— start EXCERPTED DATA —
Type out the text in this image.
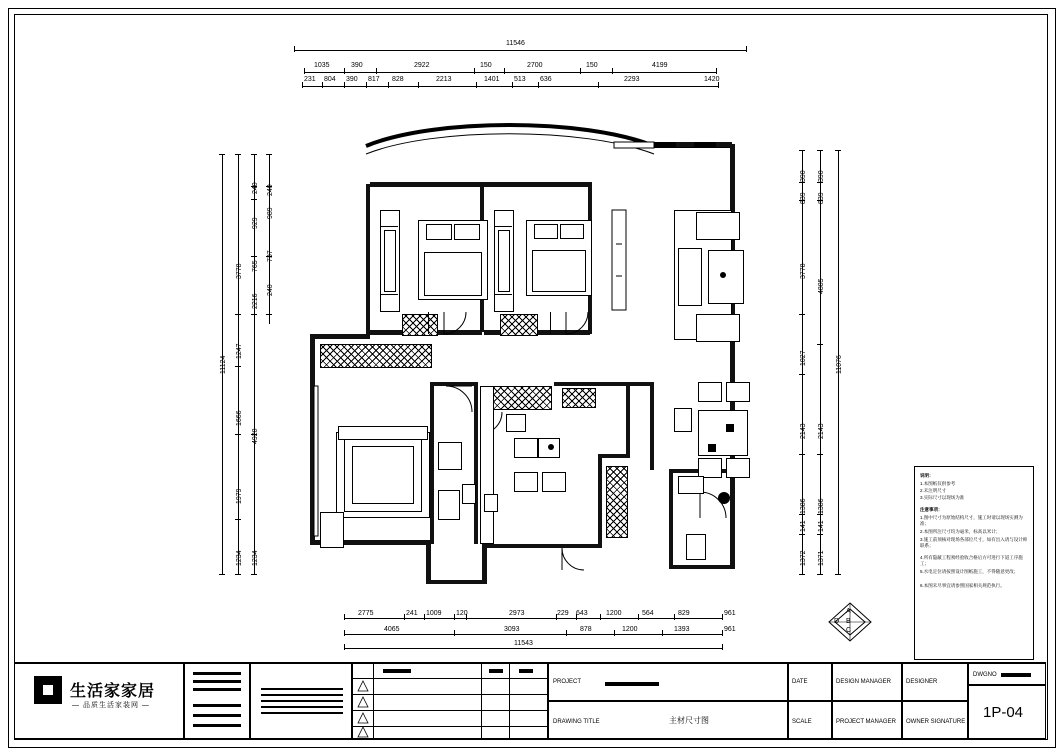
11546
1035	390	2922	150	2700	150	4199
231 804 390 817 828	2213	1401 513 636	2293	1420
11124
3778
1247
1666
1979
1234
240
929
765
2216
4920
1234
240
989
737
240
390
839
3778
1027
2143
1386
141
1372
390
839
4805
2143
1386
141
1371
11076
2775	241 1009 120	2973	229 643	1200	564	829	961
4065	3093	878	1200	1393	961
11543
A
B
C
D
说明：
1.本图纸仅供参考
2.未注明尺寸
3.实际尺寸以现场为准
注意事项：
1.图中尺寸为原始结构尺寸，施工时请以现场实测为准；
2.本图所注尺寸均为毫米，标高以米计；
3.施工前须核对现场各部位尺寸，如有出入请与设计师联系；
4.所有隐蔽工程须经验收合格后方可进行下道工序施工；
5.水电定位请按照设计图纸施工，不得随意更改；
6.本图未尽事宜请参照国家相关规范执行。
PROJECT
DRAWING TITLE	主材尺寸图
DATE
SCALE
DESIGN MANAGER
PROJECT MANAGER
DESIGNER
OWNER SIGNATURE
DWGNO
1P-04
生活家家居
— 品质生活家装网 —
— end EXCERPTED DATA —
* GOAL: Using the records above, output their complete text exactly, minus any images.

* EXERCISE RESULT:
Type out the text in this image.
11546
1035	390	2922	150	2700	150	4199
231 804 390 817 828	2213	1401 513 636	2293	1420
11124
3778
1247
1666
1979
1234
240
929
765
2216
4920
1234
240
989
737
240
390
839
3778
1027
2143
1386
141
1372
390
839
4805
2143
1386
141
1371
11076
2775	241 1009 120	2973	229 643	1200	564	829	961
4065	3093	878	1200	1393	961
11543
A
B
C
D
说明：
1.本图纸仅供参考
2.未注明尺寸
3.实际尺寸以现场为准
注意事项：
1.图中尺寸为原始结构尺寸，施工时请以现场实测为准；
2.本图所注尺寸均为毫米，标高以米计；
3.施工前须核对现场各部位尺寸，如有出入请与设计师联系；
4.所有隐蔽工程须经验收合格后方可进行下道工序施工；
5.水电定位请按照设计图纸施工，不得随意更改；
6.本图未尽事宜请参照国家相关规范执行。
PROJECT
DRAWING TITLE	主材尺寸图
DATE
SCALE
DESIGN MANAGER
PROJECT MANAGER
DESIGNER
OWNER SIGNATURE
DWGNO
1P-04
生活家家居
— 品质生活家装网 —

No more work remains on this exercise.